Objective: From the entries that follow, list every line in which the string "COUNTY" appears.

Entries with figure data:
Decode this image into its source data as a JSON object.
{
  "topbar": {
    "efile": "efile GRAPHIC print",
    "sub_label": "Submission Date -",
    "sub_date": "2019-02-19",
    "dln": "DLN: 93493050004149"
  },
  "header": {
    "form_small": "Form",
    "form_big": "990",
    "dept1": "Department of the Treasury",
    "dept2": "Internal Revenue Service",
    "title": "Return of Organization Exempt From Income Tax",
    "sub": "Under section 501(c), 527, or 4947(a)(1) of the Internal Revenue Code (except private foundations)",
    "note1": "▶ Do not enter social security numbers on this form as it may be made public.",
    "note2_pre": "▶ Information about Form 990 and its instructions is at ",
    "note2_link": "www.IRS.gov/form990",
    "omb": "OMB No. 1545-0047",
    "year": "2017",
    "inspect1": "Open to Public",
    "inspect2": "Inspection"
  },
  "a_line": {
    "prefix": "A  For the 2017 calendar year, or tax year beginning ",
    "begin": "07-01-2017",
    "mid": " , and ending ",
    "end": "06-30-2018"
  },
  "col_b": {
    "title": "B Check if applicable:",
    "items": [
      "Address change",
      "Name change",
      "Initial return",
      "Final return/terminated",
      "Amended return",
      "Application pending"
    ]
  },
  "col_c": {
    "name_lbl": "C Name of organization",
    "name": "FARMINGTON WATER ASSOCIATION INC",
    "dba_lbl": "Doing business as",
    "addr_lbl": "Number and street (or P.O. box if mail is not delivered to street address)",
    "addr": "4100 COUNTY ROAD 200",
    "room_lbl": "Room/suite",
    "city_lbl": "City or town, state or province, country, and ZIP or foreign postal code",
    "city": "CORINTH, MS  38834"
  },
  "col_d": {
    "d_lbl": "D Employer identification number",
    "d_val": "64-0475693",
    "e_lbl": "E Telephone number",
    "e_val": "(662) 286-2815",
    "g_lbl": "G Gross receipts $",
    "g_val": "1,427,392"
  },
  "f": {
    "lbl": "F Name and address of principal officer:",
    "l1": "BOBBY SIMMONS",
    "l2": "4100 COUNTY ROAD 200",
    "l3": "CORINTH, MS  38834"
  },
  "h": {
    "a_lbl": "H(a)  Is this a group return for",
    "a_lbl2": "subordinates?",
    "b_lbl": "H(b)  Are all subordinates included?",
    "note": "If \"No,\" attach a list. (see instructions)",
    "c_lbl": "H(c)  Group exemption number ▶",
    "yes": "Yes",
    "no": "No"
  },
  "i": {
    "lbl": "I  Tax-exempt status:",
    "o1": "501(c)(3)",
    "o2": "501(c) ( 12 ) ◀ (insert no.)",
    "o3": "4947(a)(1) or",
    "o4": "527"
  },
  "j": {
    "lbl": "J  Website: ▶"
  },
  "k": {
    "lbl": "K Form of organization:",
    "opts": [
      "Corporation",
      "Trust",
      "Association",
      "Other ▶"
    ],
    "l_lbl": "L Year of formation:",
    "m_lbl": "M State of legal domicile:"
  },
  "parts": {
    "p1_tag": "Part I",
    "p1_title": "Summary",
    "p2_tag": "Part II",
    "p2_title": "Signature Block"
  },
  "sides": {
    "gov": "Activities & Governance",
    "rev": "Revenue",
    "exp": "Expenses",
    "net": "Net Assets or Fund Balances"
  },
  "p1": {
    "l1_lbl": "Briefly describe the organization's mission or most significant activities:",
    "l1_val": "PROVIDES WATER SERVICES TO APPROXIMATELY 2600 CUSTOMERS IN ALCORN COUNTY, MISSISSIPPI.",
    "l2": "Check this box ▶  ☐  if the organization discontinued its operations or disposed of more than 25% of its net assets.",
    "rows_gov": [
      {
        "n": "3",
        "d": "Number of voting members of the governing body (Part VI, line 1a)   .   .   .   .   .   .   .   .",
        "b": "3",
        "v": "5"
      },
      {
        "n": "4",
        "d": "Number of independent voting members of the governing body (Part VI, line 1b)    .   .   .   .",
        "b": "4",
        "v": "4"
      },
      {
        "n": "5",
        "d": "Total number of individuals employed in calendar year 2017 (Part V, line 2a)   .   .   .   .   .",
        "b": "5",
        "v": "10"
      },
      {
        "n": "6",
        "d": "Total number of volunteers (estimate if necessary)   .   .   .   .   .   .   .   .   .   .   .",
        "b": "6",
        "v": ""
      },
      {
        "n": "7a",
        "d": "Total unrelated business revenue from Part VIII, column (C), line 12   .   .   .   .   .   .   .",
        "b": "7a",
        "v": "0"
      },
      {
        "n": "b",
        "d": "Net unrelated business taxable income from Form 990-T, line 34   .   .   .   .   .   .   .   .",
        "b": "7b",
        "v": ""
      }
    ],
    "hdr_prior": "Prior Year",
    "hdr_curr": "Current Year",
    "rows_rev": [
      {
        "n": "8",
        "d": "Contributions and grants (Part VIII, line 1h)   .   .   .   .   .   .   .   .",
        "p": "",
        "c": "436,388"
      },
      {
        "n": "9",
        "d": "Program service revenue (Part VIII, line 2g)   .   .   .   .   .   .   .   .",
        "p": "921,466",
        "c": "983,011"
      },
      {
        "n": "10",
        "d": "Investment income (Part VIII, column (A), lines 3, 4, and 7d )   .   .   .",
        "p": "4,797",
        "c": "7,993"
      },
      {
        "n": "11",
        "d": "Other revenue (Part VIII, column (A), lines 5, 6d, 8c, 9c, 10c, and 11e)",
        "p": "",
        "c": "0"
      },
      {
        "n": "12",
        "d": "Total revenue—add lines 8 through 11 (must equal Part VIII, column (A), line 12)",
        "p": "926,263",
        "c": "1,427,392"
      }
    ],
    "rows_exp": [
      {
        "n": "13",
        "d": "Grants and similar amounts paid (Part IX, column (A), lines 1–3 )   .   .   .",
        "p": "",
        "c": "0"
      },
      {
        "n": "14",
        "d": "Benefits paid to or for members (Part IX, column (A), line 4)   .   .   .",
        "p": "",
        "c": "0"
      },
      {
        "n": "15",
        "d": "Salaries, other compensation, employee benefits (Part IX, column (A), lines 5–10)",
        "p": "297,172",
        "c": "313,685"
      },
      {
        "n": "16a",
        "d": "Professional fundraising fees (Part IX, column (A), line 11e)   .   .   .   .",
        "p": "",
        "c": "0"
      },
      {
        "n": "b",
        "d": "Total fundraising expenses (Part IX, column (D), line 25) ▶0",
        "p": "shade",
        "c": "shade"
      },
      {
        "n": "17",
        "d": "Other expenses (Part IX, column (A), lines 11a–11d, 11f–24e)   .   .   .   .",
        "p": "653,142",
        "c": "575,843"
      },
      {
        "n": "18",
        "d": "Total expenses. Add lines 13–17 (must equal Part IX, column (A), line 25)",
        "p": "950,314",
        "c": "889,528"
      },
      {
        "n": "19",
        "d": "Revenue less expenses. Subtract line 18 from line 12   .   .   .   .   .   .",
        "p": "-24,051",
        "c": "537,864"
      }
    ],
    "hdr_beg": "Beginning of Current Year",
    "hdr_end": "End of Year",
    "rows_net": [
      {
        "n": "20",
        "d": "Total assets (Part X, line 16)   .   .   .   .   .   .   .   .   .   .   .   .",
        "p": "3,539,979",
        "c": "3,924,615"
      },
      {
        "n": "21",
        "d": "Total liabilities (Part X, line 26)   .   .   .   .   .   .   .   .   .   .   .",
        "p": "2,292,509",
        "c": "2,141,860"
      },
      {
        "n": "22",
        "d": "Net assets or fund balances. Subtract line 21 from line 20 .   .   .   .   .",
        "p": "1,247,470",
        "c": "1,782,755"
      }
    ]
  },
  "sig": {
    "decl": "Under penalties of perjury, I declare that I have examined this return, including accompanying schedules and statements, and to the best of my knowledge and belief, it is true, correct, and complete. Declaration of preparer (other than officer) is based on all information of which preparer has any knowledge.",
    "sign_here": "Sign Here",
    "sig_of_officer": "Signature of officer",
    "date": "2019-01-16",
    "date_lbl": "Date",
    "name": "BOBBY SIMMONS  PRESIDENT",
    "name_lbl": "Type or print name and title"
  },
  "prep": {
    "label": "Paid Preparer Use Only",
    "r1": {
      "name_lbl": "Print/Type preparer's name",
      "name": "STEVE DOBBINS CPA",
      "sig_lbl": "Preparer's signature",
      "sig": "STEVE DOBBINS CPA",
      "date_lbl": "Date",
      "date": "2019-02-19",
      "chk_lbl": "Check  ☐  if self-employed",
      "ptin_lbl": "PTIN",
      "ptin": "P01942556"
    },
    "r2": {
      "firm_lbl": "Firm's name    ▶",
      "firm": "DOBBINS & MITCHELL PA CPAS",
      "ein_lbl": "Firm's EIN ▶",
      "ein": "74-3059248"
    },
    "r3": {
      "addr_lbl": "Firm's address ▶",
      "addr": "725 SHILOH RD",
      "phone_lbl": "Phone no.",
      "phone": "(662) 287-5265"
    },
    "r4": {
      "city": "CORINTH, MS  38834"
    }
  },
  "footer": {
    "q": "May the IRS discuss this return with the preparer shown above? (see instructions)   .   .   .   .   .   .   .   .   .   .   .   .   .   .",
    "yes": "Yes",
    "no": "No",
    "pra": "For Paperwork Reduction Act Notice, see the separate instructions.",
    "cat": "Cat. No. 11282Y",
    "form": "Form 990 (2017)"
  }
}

Problem solution:
    "addr": "4100 COUNTY ROAD 200",
    "l2": "4100 COUNTY ROAD 200",
    "l1_val": "PROVIDES WATER SERVICES TO APPROXIMATELY 2600 CUSTOMERS IN ALCORN COUNTY, MISSISSIPPI.",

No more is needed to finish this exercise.